> Task directions: Select all lines holding the word "Boat" from the entries that follow.

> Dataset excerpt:
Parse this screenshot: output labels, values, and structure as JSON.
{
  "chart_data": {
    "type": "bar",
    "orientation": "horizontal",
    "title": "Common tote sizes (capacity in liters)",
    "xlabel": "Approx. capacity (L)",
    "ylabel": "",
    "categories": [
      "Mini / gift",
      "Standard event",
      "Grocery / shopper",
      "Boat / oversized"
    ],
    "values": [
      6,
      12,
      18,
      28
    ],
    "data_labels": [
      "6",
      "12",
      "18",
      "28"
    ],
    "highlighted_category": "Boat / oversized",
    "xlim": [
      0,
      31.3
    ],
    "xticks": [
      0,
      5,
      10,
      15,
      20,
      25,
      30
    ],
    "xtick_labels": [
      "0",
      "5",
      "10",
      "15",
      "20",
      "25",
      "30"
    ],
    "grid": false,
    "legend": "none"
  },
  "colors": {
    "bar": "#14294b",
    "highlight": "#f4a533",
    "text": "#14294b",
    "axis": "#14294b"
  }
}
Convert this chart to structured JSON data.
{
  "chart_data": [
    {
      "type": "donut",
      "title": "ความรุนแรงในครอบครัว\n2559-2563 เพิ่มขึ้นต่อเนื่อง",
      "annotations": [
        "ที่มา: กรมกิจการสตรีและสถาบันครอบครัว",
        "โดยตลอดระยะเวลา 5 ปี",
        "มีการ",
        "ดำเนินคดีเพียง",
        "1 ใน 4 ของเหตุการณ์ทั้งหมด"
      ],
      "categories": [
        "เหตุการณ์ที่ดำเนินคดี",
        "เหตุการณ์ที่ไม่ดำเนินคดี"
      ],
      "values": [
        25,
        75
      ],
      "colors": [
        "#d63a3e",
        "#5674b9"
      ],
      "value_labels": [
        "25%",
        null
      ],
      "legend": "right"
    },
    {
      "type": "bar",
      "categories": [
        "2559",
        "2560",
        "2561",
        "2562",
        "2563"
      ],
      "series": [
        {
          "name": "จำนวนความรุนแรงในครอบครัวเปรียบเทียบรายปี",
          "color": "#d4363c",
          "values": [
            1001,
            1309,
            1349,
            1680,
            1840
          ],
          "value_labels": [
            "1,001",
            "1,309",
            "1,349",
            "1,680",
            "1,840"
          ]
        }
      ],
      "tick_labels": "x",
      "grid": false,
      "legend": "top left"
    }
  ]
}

> Exercise solution:
      "Boat / oversized"
    "highlighted_category": "Boat / oversized",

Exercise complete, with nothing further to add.